Start of DATA RECORDS

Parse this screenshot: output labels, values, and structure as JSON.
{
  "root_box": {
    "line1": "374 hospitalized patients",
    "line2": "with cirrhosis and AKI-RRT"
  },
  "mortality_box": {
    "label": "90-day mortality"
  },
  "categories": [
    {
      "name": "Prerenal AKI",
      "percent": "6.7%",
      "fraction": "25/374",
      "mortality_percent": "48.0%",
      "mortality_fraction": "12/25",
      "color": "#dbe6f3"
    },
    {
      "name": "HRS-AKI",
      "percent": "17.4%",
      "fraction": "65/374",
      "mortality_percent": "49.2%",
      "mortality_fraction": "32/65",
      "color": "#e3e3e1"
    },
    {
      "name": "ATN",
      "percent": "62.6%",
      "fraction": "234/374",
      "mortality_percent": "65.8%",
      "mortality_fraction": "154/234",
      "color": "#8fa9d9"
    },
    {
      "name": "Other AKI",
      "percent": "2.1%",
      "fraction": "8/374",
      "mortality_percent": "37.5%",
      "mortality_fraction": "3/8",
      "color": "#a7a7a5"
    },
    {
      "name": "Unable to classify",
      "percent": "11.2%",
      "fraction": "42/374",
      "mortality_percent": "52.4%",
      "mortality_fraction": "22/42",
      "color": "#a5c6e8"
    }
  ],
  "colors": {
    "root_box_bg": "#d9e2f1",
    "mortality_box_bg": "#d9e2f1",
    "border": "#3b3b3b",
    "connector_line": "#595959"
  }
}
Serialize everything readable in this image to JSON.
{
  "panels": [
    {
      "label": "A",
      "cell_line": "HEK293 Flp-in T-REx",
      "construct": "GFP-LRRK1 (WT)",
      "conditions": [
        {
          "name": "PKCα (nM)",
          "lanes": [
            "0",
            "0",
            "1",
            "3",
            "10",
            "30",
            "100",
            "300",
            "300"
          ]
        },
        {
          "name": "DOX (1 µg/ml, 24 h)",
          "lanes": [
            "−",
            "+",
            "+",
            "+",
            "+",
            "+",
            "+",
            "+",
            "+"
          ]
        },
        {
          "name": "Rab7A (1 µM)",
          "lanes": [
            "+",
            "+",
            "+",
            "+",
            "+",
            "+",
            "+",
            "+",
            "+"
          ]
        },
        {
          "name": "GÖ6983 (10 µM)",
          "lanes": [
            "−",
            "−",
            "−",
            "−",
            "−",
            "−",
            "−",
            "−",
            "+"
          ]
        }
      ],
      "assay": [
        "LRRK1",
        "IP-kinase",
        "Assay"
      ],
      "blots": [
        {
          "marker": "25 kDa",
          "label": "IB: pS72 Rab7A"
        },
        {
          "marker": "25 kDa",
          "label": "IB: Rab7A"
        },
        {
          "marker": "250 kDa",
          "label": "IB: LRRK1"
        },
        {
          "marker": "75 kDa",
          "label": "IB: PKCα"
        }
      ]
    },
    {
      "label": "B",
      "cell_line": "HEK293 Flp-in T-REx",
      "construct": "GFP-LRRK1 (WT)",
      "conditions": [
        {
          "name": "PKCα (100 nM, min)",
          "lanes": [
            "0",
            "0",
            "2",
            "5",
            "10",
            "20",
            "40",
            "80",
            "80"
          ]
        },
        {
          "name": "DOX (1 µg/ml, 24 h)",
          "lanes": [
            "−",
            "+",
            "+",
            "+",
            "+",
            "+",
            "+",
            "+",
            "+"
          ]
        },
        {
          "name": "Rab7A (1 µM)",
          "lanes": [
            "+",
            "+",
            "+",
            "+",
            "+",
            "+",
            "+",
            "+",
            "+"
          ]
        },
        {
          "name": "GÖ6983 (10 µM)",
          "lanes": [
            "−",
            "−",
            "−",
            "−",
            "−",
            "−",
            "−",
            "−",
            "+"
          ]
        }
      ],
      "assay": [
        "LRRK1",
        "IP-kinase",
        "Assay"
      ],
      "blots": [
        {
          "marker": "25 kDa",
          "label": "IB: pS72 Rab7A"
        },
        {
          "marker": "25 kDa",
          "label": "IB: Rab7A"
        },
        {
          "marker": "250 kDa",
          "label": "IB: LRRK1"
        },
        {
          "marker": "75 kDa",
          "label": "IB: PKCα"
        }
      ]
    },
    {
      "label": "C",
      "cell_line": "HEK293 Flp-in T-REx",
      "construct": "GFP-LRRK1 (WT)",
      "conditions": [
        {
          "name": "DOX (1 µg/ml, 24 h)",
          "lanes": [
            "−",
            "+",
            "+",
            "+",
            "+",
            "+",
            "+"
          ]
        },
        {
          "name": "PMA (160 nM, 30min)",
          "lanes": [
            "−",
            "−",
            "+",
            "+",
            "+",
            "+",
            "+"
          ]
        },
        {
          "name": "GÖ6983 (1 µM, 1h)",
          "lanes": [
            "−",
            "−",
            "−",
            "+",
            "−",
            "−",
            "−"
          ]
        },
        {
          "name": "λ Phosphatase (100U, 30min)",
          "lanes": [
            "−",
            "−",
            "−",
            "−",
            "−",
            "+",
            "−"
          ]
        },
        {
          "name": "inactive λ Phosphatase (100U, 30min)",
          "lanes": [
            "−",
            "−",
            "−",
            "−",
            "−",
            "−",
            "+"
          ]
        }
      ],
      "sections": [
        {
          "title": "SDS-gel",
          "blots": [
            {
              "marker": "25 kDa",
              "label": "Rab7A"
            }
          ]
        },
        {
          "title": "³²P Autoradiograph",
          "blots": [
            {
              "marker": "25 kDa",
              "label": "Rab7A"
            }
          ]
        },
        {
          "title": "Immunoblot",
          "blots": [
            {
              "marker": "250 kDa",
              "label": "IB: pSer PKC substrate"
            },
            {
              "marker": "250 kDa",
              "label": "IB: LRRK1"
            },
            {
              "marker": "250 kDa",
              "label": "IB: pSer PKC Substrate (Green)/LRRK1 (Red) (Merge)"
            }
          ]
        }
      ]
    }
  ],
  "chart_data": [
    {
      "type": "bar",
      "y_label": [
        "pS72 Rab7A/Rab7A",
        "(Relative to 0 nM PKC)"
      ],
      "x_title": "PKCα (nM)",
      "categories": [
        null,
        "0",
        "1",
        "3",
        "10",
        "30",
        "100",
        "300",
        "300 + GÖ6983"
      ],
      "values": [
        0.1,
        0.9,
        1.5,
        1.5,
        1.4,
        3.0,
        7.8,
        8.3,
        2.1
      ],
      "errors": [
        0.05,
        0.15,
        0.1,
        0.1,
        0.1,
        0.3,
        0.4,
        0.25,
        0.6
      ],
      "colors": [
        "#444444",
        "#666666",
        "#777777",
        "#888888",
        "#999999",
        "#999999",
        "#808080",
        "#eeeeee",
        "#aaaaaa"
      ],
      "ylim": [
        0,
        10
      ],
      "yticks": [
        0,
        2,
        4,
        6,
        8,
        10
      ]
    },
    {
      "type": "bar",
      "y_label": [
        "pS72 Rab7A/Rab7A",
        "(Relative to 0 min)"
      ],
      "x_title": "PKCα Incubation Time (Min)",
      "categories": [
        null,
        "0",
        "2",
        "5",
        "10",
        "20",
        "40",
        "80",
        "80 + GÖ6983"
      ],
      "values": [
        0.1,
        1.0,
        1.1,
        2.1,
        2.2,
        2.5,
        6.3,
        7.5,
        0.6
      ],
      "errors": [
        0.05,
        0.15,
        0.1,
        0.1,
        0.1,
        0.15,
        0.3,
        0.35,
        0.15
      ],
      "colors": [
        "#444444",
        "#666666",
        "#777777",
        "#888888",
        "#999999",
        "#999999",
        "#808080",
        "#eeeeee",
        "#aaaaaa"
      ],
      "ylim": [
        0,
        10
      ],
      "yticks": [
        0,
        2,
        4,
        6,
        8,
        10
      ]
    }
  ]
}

End of DATA RECORDS

**TASK OBJECTIVE**
For every line above that has "this" in it, copy the line.

**YOUR SOLUTION**
Parse this screenshot: output labels, values, and structure as JSON.
Serialize everything readable in this image to JSON.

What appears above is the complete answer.